What this task involves
Of the lines in the listing below, how many hold "Audience"? Answer with the number only.

-- -- --

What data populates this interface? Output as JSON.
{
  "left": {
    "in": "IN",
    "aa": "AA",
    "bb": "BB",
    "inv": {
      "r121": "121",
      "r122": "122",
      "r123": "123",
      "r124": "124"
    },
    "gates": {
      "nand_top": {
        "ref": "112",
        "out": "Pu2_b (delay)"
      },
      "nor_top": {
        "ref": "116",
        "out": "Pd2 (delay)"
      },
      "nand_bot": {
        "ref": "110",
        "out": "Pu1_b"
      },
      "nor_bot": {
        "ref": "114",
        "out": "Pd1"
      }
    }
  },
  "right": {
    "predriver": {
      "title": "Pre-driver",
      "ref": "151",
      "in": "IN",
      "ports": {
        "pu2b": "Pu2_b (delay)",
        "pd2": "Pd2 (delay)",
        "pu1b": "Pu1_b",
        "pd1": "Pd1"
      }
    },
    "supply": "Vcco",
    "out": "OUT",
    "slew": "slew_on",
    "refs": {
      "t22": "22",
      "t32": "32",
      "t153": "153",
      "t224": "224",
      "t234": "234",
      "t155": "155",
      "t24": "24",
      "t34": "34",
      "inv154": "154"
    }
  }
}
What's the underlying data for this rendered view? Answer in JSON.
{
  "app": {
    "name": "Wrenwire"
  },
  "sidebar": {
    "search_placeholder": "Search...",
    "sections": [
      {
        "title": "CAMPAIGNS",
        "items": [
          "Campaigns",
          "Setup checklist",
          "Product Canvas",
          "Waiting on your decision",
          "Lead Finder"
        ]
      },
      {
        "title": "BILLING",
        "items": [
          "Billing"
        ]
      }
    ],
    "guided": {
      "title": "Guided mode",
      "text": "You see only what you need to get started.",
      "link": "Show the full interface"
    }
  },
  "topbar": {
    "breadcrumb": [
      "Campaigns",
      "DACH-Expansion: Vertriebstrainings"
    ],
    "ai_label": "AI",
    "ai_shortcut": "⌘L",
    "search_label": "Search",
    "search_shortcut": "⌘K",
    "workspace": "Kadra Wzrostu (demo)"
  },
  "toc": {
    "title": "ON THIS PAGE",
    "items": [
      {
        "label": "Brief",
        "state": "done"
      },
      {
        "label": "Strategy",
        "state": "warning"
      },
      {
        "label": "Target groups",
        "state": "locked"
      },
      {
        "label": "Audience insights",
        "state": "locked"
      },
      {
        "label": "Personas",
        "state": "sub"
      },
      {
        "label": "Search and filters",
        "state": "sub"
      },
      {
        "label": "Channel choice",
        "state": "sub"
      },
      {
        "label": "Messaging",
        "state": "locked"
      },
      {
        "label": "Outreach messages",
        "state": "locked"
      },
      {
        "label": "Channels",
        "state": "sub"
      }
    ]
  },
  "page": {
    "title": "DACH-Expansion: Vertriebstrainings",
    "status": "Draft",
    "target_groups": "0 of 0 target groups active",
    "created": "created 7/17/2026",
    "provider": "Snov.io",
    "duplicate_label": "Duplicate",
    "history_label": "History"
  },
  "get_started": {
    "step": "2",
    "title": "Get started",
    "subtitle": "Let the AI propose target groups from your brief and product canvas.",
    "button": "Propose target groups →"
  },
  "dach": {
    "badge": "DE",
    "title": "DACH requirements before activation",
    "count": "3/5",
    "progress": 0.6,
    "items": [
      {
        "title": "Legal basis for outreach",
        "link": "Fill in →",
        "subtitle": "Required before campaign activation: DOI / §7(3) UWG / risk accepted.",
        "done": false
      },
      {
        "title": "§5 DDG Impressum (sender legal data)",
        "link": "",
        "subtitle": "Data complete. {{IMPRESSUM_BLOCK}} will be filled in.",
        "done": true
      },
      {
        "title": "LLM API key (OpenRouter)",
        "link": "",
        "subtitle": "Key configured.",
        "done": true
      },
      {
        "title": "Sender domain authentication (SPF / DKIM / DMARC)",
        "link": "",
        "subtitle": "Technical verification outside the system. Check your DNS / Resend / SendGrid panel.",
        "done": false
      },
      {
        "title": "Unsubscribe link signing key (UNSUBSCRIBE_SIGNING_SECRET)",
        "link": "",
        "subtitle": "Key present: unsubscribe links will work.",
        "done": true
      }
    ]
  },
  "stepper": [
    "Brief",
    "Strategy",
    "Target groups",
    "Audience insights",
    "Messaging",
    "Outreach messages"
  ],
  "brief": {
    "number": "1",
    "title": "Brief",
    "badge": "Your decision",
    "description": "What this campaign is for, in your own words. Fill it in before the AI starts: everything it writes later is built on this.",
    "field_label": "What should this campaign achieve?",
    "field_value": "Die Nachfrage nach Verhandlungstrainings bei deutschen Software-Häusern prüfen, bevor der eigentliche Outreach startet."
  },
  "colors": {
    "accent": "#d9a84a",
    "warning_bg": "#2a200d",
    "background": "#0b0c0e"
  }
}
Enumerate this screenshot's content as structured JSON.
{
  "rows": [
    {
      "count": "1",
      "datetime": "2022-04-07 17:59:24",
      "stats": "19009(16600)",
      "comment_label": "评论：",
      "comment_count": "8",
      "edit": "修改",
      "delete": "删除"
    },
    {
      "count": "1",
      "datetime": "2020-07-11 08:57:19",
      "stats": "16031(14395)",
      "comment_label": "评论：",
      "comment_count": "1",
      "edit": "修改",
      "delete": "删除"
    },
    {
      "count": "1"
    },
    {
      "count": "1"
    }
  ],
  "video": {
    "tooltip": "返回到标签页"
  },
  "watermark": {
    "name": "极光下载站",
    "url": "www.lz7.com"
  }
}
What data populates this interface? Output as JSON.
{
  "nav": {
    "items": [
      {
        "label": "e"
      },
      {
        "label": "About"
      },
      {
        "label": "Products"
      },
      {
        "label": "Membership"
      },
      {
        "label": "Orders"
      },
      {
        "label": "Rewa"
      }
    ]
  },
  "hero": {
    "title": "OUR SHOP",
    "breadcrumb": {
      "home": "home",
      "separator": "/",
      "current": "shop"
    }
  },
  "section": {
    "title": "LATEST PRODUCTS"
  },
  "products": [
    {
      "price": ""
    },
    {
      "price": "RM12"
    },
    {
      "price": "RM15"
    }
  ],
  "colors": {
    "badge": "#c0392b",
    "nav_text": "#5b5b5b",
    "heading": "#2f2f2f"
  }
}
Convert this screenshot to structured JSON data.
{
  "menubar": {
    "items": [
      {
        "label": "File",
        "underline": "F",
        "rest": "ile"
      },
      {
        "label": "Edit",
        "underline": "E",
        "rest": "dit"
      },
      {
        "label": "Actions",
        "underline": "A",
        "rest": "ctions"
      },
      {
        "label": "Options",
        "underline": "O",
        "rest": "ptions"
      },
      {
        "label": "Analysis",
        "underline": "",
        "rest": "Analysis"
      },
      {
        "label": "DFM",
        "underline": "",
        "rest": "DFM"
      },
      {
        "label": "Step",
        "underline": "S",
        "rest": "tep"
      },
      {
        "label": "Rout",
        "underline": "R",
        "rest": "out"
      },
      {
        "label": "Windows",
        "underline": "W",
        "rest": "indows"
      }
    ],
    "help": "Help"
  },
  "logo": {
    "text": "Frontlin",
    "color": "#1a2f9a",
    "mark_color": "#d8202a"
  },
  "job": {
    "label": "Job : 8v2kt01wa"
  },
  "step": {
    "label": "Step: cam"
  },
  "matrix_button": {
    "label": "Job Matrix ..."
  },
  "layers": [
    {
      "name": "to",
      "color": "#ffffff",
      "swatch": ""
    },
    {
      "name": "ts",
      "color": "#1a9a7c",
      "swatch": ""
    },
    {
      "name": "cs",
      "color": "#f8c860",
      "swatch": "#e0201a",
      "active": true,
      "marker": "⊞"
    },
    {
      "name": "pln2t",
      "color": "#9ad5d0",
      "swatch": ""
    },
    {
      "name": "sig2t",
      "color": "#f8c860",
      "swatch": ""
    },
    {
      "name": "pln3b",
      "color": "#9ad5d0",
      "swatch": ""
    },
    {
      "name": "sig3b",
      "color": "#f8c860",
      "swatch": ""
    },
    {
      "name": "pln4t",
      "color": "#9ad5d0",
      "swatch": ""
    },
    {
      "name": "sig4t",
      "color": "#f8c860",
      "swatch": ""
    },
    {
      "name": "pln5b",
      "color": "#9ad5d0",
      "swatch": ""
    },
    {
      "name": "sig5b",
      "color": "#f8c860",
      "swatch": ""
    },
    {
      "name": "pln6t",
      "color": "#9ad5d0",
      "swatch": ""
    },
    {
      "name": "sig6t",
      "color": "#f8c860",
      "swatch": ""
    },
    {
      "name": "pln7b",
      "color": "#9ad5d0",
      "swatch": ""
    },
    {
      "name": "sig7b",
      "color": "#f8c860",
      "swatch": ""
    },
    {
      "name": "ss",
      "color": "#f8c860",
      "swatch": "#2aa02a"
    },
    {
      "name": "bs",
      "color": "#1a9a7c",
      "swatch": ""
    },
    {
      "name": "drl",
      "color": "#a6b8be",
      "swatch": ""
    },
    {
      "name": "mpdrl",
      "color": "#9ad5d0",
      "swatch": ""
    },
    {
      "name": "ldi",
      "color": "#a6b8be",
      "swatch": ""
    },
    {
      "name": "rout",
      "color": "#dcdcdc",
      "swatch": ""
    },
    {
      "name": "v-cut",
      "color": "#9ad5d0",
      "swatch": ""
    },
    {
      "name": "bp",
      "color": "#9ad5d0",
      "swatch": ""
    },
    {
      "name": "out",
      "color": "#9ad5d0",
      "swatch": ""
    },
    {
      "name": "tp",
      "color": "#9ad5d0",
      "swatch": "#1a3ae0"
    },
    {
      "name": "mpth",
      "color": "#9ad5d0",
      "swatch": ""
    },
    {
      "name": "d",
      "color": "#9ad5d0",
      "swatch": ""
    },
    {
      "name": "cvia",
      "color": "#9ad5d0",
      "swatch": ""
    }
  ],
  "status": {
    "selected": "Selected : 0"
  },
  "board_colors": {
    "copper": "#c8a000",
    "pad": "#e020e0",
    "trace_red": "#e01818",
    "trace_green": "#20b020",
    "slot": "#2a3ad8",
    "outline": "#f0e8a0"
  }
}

-- -- --

Written response
2